----- Task input

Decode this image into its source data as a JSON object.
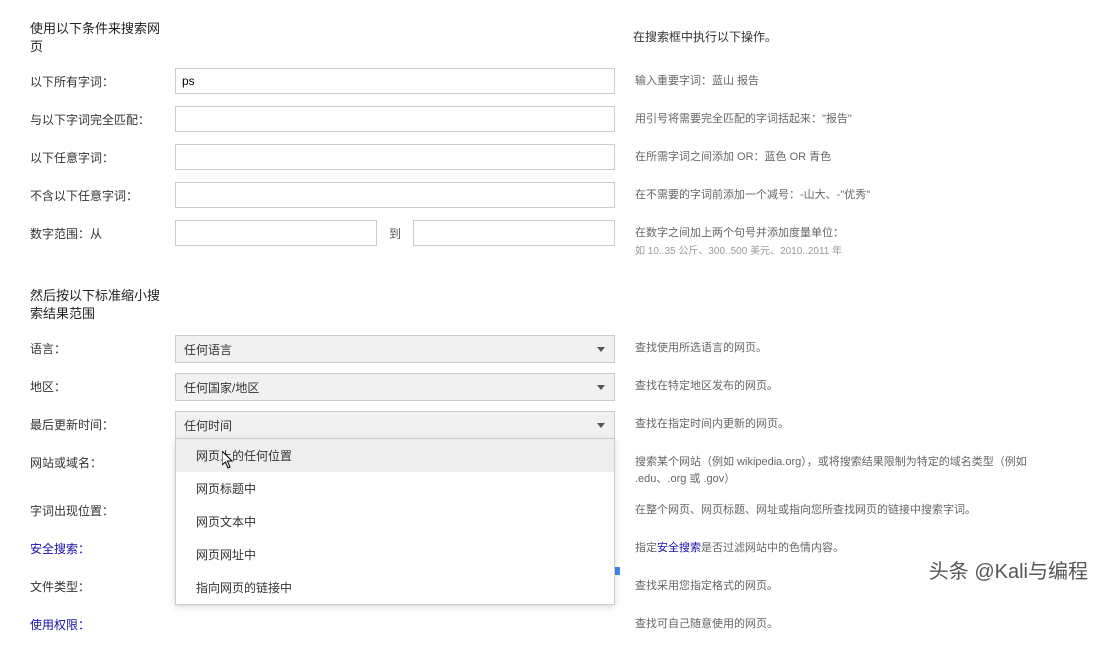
{
  "section1": {
    "title": "使用以下条件来搜索网页",
    "right_title": "在搜索框中执行以下操作。",
    "rows": [
      {
        "label": "以下所有字词：",
        "value": "ps",
        "help": "输入重要字词：蓝山 报告"
      },
      {
        "label": "与以下字词完全匹配：",
        "value": "",
        "help": "用引号将需要完全匹配的字词括起来：\"报告\""
      },
      {
        "label": "以下任意字词：",
        "value": "",
        "help": "在所需字词之间添加 OR：蓝色 OR 青色"
      },
      {
        "label": "不含以下任意字词：",
        "value": "",
        "help": "在不需要的字词前添加一个减号：-山大、-\"优秀\""
      }
    ],
    "range": {
      "label": "数字范围：从",
      "from": "",
      "sep": "到",
      "to": "",
      "help": "在数字之间加上两个句号并添加度量单位：",
      "help_sub": "如 10..35 公斤、300..500 美元、2010..2011 年"
    }
  },
  "section2": {
    "title": "然后按以下标准缩小搜索结果范围",
    "rows": [
      {
        "label": "语言：",
        "selected": "任何语言",
        "help": "查找使用所选语言的网页。"
      },
      {
        "label": "地区：",
        "selected": "任何国家/地区",
        "help": "查找在特定地区发布的网页。"
      },
      {
        "label": "最后更新时间：",
        "selected": "任何时间",
        "help": "查找在指定时间内更新的网页。"
      },
      {
        "label": "网站或域名：",
        "value": "",
        "help": "搜索某个网站（例如 wikipedia.org），或将搜索结果限制为特定的域名类型（例如 .edu、.org 或 .gov）"
      },
      {
        "label": "字词出现位置：",
        "selected": "网页上的任何位置",
        "help": "在整个网页、网页标题、网址或指向您所查找网页的链接中搜索字词。"
      },
      {
        "label": "安全搜索：",
        "link": true,
        "help_prefix": "指定",
        "help_link": "安全搜索",
        "help_suffix": "是否过滤网站中的色情内容。"
      },
      {
        "label": "文件类型：",
        "help": "查找采用您指定格式的网页。"
      },
      {
        "label": "使用权限：",
        "link": true,
        "help": "查找可自己随意使用的网页。"
      }
    ]
  },
  "dropdown": {
    "items": [
      "网页上的任何位置",
      "网页标题中",
      "网页文本中",
      "网页网址中",
      "指向网页的链接中"
    ]
  },
  "watermark": "头条 @Kali与编程"
}
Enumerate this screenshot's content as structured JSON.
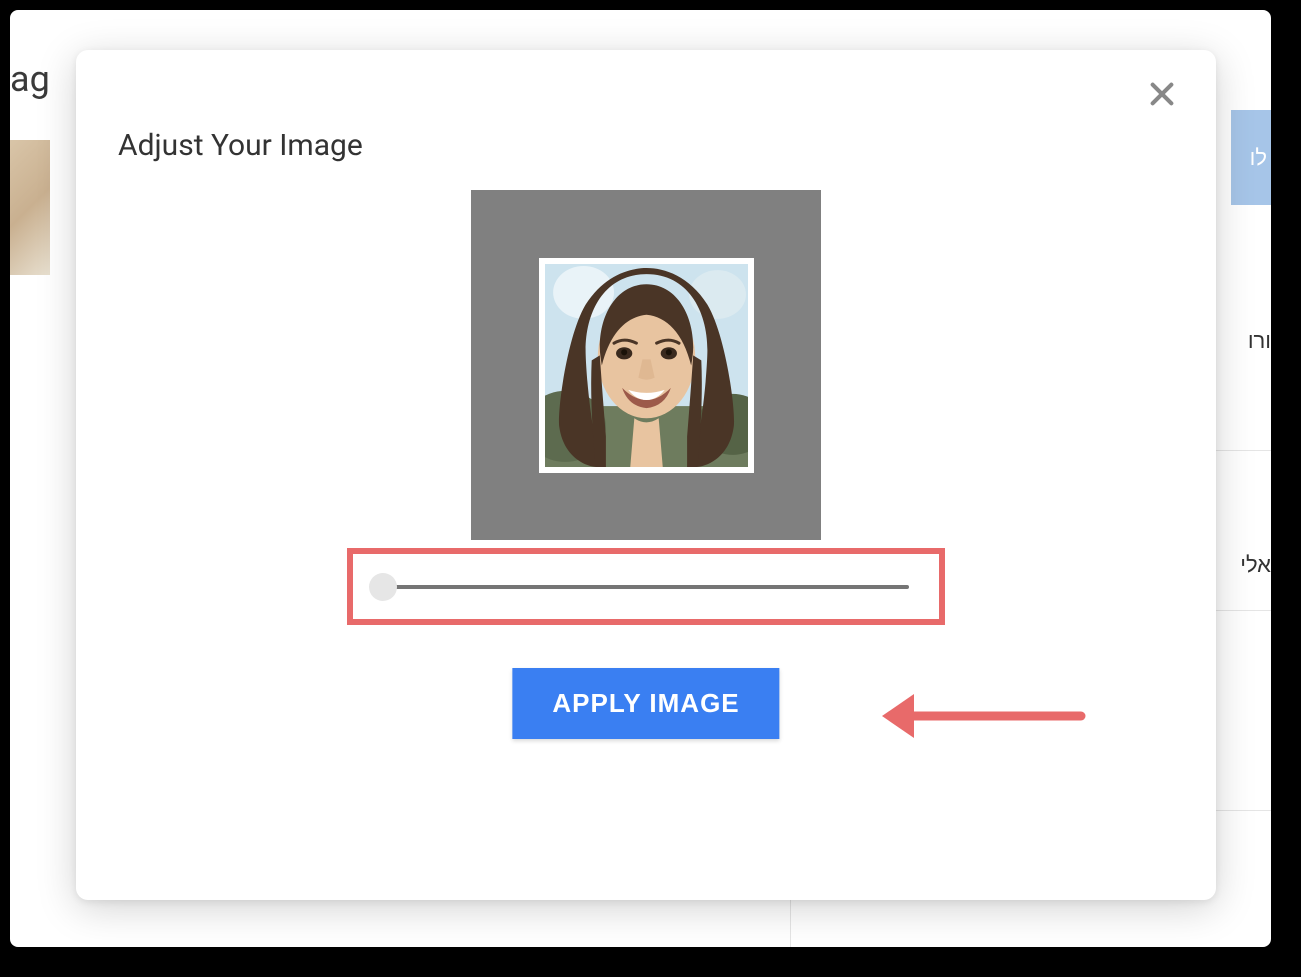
{
  "background": {
    "topleft_text": "ag",
    "topright_text": "לו",
    "right_text_1": "ורו",
    "right_text_2": "אלי"
  },
  "modal": {
    "title": "Adjust Your Image",
    "close_icon": "close",
    "apply_button_label": "APPLY IMAGE",
    "zoom_slider": {
      "value": 0,
      "min": 0,
      "max": 100
    }
  }
}
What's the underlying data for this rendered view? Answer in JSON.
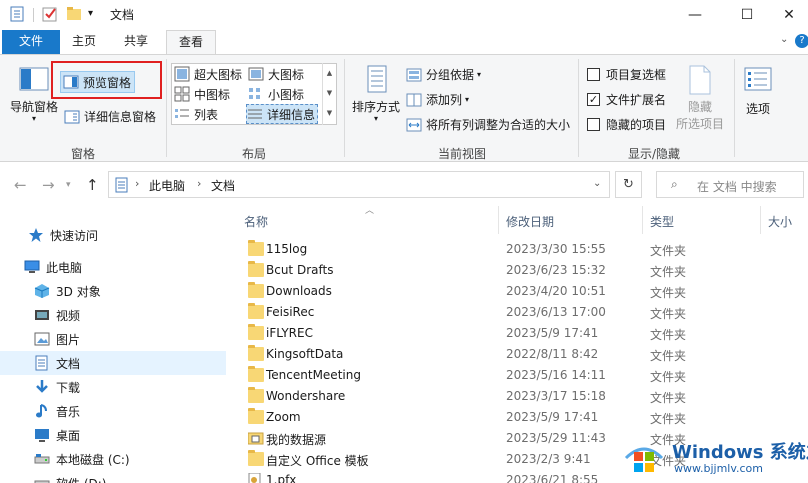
{
  "window": {
    "title": "文档",
    "minimize": "—",
    "maximize": "☐",
    "close": "✕"
  },
  "ribbon_tabs": {
    "file": "文件",
    "home": "主页",
    "share": "共享",
    "view": "查看"
  },
  "ribbon": {
    "panes": {
      "nav_pane": "导航窗格",
      "preview_pane": "预览窗格",
      "details_pane": "详细信息窗格",
      "label": "窗格"
    },
    "layout": {
      "extra_large": "超大图标",
      "large": "大图标",
      "medium": "中图标",
      "small": "小图标",
      "list": "列表",
      "details": "详细信息",
      "label": "布局"
    },
    "current_view": {
      "sort_by": "排序方式",
      "group_by": "分组依据",
      "add_column": "添加列",
      "size_all_columns": "将所有列调整为合适的大小",
      "label": "当前视图"
    },
    "show_hide": {
      "item_checkboxes": "项目复选框",
      "file_extensions": "文件扩展名",
      "hidden_items": "隐藏的项目",
      "hide_selected_1": "隐藏",
      "hide_selected_2": "所选项目",
      "label": "显示/隐藏",
      "item_checkboxes_checked": false,
      "file_extensions_checked": true,
      "hidden_items_checked": false
    },
    "options": "选项"
  },
  "address": {
    "crumbs": [
      "此电脑",
      "文档"
    ],
    "search_placeholder": "在 文档 中搜索"
  },
  "nav_pane": {
    "items": [
      {
        "label": "快速访问",
        "icon": "star-icon"
      },
      {
        "label": "此电脑",
        "icon": "computer-icon"
      },
      {
        "label": "3D 对象",
        "icon": "cube-icon"
      },
      {
        "label": "视频",
        "icon": "video-icon"
      },
      {
        "label": "图片",
        "icon": "picture-icon"
      },
      {
        "label": "文档",
        "icon": "document-icon"
      },
      {
        "label": "下载",
        "icon": "download-icon"
      },
      {
        "label": "音乐",
        "icon": "music-icon"
      },
      {
        "label": "桌面",
        "icon": "desktop-icon"
      },
      {
        "label": "本地磁盘 (C:)",
        "icon": "drive-icon"
      },
      {
        "label": "软件 (D:)",
        "icon": "drive-icon"
      }
    ]
  },
  "columns": {
    "name": "名称",
    "date": "修改日期",
    "type": "类型",
    "size": "大小"
  },
  "files": [
    {
      "name": "115log",
      "date": "2023/3/30 15:55",
      "type": "文件夹",
      "kind": "folder"
    },
    {
      "name": "Bcut Drafts",
      "date": "2023/6/23 15:32",
      "type": "文件夹",
      "kind": "folder"
    },
    {
      "name": "Downloads",
      "date": "2023/4/20 10:51",
      "type": "文件夹",
      "kind": "folder"
    },
    {
      "name": "FeisiRec",
      "date": "2023/6/13 17:00",
      "type": "文件夹",
      "kind": "folder"
    },
    {
      "name": "iFLYREC",
      "date": "2023/5/9 17:41",
      "type": "文件夹",
      "kind": "folder"
    },
    {
      "name": "KingsoftData",
      "date": "2022/8/11 8:42",
      "type": "文件夹",
      "kind": "folder"
    },
    {
      "name": "TencentMeeting",
      "date": "2023/5/16 14:11",
      "type": "文件夹",
      "kind": "folder"
    },
    {
      "name": "Wondershare",
      "date": "2023/3/17 15:18",
      "type": "文件夹",
      "kind": "folder"
    },
    {
      "name": "Zoom",
      "date": "2023/5/9 17:41",
      "type": "文件夹",
      "kind": "folder"
    },
    {
      "name": "我的数据源",
      "date": "2023/5/29 11:43",
      "type": "文件夹",
      "kind": "special"
    },
    {
      "name": "自定义 Office 模板",
      "date": "2023/2/3 9:41",
      "type": "文件夹",
      "kind": "folder"
    },
    {
      "name": "1.pfx",
      "date": "2023/6/21 8:55",
      "type": "",
      "kind": "file"
    }
  ],
  "watermark": {
    "title": "Windows 系统之家",
    "url": "www.bjjmlv.com"
  },
  "colors": {
    "accent": "#1979ca",
    "highlight": "#e02020",
    "folder": "#f8d775"
  }
}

----------

## Requirements
Read the entries above, then pull out the lines that include "this".

## Completed exercise
Decode this image into its source data as a JSON object.
Enumerate this screenshot's content as structured JSON.
What's the underlying data for this rendered view? Answer in JSON.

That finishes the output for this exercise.